== DATA FOR THIS EXERCISE ==
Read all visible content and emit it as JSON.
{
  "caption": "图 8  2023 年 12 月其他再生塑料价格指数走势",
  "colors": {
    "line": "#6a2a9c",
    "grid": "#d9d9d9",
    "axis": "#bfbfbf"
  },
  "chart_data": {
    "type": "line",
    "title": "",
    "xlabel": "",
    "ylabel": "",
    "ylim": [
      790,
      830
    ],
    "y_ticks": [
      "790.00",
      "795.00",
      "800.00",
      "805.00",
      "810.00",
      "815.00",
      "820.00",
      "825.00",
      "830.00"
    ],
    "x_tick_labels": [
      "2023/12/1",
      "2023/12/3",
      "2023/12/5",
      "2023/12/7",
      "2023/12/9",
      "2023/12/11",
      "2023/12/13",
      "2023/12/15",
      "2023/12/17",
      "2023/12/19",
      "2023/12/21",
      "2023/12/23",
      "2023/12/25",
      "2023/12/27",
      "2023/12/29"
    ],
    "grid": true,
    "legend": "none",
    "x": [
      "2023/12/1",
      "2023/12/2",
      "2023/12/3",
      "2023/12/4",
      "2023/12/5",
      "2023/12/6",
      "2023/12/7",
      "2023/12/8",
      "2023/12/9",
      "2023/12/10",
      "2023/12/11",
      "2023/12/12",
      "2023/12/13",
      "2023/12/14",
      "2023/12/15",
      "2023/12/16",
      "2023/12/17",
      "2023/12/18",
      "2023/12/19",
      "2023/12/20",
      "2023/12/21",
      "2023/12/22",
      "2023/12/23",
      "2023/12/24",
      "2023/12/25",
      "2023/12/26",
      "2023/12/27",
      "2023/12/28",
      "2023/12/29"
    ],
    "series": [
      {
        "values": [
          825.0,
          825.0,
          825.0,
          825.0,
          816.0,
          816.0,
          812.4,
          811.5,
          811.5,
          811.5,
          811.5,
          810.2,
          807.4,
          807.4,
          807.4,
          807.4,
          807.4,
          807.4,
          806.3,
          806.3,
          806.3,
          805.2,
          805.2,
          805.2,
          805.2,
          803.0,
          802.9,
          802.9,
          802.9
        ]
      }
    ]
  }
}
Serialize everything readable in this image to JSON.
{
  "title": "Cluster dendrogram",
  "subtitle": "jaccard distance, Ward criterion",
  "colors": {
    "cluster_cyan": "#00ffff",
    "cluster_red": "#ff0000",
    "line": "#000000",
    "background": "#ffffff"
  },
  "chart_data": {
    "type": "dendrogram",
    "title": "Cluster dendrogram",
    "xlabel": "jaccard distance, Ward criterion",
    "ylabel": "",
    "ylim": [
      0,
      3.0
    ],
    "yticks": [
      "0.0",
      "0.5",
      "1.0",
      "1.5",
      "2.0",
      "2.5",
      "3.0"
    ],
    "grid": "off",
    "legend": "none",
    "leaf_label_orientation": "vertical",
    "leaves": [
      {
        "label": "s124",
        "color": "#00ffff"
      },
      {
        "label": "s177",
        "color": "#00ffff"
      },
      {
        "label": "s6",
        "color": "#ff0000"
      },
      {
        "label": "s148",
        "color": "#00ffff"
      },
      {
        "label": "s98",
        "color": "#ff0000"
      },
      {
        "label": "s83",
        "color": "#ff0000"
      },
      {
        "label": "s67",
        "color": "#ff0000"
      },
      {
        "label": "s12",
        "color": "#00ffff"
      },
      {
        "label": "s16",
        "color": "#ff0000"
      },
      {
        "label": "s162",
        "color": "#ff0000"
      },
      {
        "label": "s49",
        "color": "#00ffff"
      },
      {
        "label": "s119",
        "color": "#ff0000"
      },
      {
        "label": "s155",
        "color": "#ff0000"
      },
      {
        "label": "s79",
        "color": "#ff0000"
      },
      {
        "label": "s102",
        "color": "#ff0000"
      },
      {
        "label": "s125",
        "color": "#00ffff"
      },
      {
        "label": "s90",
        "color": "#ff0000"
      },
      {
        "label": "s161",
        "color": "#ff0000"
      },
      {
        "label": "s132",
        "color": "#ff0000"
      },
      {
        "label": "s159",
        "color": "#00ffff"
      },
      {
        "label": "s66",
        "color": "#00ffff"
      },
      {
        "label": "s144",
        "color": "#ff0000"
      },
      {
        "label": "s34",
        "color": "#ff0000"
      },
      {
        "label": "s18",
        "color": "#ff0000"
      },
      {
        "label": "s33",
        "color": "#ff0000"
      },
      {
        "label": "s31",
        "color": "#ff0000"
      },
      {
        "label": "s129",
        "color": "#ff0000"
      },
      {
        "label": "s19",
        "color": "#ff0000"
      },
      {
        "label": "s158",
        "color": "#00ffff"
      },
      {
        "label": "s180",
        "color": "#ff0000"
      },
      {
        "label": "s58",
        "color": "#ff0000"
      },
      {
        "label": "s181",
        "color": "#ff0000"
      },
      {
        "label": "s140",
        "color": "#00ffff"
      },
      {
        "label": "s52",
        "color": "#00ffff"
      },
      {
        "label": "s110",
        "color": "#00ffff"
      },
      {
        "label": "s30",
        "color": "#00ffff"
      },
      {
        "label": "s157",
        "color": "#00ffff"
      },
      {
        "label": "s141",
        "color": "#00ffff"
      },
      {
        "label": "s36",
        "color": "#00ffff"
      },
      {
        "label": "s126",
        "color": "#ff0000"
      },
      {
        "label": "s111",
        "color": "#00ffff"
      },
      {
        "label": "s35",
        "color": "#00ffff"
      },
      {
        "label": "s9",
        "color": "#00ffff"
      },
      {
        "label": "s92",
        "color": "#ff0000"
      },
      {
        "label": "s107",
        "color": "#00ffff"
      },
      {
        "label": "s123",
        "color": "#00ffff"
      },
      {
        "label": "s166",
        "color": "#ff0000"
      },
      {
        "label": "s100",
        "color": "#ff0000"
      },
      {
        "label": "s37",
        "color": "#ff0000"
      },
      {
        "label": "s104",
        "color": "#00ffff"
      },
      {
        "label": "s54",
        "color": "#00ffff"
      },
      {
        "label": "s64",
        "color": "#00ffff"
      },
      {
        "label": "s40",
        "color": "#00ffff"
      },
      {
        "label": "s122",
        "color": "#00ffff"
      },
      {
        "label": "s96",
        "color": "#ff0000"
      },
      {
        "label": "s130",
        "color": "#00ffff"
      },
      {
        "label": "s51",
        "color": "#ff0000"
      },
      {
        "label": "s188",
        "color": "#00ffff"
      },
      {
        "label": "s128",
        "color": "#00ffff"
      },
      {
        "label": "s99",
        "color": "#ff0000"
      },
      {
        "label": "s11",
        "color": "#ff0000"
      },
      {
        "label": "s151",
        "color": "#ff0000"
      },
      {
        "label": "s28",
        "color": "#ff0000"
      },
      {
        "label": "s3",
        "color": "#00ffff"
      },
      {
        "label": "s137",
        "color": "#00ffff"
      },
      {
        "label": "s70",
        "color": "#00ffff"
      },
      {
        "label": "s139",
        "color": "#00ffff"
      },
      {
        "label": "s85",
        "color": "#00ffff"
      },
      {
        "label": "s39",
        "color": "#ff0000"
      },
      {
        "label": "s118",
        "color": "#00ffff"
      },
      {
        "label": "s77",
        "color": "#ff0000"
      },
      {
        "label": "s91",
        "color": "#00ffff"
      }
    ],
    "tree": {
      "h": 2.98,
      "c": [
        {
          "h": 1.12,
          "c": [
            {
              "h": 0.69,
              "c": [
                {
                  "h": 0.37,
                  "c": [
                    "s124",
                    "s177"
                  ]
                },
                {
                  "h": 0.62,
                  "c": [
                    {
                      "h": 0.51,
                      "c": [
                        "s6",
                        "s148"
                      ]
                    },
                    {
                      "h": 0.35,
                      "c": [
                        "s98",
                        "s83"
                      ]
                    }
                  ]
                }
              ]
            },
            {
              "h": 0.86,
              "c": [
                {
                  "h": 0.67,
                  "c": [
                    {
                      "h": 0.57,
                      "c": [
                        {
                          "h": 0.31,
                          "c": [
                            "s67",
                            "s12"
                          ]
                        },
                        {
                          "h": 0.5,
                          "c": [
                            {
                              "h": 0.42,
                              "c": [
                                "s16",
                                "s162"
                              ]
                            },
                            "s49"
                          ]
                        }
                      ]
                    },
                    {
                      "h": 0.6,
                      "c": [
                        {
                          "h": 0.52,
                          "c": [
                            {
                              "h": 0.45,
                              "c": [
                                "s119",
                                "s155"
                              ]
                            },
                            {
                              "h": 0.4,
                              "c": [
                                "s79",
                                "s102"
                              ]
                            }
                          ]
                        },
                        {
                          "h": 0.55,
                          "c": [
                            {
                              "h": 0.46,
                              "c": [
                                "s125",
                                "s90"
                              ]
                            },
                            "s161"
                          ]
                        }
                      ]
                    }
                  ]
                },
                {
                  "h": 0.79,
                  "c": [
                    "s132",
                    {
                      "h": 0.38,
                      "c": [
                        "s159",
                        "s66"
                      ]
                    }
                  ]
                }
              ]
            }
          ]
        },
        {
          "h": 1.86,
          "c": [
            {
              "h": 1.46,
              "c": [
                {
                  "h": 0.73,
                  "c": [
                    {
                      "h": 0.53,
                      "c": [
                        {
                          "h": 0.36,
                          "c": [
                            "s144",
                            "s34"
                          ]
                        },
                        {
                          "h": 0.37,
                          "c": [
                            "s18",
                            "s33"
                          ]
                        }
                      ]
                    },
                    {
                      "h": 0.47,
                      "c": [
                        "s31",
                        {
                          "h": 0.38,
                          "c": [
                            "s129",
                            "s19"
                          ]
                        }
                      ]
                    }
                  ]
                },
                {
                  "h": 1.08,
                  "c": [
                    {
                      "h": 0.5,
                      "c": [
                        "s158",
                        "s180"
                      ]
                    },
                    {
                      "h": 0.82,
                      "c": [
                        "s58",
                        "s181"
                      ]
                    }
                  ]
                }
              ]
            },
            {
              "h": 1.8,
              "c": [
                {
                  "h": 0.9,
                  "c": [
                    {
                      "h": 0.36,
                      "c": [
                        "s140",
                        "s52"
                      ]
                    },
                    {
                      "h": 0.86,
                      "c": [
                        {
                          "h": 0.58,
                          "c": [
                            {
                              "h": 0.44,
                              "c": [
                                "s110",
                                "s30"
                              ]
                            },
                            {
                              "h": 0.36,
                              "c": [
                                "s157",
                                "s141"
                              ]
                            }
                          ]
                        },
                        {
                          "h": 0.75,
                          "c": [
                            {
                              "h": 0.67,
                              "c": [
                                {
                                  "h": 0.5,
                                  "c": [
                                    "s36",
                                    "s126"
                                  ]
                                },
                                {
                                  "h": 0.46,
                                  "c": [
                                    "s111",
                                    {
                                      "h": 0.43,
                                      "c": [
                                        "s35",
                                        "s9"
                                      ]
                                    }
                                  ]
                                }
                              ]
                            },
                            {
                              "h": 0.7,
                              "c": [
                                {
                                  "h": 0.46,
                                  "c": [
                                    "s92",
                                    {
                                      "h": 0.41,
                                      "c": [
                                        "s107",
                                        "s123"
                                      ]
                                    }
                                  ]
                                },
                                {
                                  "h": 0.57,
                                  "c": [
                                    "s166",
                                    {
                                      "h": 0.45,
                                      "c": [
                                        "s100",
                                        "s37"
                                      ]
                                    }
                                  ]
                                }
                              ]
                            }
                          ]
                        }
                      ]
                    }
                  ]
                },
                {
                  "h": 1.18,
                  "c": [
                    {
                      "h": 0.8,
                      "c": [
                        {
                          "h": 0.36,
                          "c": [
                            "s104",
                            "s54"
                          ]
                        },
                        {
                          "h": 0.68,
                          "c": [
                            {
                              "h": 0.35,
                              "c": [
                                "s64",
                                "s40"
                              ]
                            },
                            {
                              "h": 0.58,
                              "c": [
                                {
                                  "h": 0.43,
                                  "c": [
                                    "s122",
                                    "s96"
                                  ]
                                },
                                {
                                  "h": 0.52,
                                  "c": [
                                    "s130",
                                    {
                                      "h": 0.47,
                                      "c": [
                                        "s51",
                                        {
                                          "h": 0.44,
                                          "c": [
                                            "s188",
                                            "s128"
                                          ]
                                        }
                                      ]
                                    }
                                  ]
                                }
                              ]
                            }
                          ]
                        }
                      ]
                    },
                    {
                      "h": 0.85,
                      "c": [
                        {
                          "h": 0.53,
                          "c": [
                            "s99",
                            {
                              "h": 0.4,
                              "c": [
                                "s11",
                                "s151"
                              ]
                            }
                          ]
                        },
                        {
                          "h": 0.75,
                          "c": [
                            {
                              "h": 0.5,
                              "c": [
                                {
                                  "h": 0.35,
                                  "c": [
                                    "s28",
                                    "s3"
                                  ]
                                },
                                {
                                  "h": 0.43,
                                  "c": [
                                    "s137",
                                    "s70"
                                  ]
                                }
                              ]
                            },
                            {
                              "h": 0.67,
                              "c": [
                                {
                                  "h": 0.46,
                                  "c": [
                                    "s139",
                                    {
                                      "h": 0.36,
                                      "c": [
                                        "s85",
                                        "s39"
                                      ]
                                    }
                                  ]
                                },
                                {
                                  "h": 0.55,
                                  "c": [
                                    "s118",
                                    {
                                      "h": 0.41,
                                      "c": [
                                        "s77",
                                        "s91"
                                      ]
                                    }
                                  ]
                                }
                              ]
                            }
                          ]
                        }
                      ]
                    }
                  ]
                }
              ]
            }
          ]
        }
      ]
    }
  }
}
===
Copy every line of the records above that contains "dendrogram".

__REPLY TO THE EXERCISE__
  "title": "Cluster dendrogram",
    "type": "dendrogram",
    "title": "Cluster dendrogram",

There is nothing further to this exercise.